*WHAT NEEDS TO BE DONE*
Search the material for "JSON" and show all lines that contain it.

═════ STORED DATA

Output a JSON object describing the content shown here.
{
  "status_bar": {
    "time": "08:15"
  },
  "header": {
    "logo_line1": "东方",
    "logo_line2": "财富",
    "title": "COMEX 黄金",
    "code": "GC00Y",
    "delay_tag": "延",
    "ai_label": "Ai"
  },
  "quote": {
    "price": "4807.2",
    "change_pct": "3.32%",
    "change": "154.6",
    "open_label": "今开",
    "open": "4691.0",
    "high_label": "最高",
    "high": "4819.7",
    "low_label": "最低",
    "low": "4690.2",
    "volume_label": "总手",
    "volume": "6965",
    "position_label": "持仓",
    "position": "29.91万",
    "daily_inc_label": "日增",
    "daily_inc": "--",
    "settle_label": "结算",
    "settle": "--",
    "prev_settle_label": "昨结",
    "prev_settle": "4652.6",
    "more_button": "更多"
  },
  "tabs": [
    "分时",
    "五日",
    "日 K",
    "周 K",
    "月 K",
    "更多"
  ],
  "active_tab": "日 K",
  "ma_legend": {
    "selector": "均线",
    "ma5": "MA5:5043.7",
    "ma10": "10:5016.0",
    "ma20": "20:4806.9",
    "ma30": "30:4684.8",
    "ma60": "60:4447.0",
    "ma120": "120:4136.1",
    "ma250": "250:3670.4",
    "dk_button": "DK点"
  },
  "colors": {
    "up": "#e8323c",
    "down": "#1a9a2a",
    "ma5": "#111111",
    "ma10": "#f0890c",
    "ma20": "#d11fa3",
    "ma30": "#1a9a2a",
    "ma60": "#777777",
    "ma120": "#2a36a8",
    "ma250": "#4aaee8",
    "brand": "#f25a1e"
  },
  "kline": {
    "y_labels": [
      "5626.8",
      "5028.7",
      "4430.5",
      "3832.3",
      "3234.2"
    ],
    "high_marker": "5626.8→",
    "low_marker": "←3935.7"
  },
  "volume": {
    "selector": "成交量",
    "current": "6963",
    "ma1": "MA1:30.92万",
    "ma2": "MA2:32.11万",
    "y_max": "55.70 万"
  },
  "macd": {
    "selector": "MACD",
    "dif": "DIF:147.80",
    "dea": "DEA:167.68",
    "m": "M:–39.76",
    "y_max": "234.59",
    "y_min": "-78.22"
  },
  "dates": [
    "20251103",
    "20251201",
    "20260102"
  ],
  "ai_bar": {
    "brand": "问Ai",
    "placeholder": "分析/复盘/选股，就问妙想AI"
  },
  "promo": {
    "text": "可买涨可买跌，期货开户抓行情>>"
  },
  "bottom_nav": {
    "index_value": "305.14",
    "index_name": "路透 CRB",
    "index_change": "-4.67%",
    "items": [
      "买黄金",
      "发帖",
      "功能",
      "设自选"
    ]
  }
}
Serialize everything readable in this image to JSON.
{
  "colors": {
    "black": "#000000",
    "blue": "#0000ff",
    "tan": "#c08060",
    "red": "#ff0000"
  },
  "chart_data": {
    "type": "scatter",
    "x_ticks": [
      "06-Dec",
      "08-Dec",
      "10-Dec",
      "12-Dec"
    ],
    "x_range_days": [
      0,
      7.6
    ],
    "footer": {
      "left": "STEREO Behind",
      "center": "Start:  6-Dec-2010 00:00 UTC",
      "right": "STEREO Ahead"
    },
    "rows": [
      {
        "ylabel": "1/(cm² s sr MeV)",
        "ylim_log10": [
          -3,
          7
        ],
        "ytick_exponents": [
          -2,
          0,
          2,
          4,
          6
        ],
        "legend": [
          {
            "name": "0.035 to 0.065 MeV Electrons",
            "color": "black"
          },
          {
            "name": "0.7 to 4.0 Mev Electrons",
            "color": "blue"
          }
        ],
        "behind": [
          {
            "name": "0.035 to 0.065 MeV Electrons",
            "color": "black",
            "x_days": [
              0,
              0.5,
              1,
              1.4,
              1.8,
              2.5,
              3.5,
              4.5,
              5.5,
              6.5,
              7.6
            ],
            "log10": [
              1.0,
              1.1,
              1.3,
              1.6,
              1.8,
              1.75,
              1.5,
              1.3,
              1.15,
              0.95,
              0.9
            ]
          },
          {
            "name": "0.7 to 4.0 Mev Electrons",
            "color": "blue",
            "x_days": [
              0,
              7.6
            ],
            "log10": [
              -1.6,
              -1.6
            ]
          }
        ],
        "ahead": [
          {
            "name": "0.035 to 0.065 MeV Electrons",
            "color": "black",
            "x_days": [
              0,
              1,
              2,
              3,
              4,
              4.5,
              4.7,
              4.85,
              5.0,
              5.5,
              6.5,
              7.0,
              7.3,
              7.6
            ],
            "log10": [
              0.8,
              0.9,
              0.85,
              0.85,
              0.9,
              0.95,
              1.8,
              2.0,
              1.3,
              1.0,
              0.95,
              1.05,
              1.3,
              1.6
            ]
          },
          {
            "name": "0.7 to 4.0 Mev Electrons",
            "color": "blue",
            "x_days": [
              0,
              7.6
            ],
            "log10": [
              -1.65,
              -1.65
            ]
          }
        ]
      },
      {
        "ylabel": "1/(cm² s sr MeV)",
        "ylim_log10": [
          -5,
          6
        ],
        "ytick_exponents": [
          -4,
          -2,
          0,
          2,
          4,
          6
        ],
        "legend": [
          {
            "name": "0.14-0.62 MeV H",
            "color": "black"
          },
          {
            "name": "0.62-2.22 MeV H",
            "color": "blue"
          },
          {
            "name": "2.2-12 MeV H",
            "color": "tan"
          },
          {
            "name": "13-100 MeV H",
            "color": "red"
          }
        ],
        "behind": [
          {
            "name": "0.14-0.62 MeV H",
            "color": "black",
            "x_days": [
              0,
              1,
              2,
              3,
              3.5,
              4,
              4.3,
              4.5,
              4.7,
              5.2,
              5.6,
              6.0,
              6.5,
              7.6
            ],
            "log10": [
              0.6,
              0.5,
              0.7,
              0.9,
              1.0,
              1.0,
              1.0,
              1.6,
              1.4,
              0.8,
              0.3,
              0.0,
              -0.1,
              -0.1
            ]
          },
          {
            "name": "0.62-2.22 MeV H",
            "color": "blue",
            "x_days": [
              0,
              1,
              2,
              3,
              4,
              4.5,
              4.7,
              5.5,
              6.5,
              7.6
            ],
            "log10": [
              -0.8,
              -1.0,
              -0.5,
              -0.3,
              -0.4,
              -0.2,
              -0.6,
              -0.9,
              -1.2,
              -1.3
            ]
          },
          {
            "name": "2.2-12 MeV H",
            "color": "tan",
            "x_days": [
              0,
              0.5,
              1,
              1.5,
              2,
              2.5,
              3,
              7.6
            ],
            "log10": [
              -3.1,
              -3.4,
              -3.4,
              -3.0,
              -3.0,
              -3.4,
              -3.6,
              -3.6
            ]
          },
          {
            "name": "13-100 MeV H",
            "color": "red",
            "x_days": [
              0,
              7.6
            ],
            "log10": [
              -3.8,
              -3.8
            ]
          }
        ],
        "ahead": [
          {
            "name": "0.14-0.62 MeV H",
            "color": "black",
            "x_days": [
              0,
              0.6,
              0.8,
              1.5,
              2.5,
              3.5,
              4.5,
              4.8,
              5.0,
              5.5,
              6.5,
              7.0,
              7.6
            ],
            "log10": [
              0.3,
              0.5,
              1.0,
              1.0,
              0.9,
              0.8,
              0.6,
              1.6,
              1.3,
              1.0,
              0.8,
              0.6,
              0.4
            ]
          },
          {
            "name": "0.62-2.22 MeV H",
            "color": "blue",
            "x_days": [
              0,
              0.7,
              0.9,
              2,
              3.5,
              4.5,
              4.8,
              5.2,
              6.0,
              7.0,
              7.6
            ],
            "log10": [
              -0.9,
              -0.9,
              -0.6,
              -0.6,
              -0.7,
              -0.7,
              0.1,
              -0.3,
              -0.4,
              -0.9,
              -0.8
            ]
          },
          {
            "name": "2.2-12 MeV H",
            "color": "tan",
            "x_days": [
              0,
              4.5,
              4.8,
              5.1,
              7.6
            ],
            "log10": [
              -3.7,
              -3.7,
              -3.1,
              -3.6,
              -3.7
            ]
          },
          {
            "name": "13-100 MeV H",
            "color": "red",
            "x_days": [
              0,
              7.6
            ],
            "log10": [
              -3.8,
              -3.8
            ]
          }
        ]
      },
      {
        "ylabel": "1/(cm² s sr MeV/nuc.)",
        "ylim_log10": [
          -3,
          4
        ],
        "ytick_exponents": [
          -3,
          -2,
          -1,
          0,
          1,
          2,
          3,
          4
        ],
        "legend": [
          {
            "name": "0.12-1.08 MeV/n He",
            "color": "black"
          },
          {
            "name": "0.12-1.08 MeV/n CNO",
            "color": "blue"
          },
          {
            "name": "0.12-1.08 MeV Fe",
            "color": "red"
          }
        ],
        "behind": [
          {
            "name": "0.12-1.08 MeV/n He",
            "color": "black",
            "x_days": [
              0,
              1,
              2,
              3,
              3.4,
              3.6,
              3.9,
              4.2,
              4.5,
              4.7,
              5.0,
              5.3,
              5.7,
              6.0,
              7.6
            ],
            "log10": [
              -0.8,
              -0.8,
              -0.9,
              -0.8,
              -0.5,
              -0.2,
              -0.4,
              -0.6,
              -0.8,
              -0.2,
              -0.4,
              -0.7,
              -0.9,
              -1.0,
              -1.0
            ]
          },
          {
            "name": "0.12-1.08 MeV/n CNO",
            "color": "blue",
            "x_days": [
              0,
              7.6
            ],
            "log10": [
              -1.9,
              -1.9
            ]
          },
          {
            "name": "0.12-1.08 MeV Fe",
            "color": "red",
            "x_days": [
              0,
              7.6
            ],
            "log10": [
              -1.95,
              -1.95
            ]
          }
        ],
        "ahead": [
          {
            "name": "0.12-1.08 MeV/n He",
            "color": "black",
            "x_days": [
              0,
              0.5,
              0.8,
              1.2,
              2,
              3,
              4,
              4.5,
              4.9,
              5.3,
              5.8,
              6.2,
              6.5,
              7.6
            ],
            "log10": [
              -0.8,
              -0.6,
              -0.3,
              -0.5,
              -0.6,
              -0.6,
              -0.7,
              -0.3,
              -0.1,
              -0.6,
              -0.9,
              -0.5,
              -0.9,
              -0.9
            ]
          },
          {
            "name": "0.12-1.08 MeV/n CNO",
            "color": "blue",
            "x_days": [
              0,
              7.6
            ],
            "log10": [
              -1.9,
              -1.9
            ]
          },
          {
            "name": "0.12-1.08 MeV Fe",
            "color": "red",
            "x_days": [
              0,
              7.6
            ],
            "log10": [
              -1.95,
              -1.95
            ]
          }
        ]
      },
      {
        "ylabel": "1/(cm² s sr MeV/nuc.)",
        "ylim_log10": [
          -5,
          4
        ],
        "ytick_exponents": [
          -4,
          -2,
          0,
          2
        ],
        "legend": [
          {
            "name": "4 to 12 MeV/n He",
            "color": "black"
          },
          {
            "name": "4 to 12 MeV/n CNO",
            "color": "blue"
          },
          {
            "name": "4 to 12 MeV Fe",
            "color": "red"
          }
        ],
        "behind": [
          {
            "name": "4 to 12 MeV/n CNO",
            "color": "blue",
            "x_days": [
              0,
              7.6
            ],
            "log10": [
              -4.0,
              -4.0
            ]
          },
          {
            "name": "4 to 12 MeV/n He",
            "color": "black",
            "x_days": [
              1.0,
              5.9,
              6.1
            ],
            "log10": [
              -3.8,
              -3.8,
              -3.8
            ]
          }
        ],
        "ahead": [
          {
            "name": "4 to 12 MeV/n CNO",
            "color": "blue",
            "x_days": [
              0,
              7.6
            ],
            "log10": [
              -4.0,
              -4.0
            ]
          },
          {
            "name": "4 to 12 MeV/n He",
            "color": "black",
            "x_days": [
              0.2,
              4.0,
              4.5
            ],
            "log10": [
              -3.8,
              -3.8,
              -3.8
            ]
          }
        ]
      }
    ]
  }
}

══════════

*WRITTEN ANSWER*
Output a JSON object describing the content shown here.
Serialize everything readable in this image to JSON.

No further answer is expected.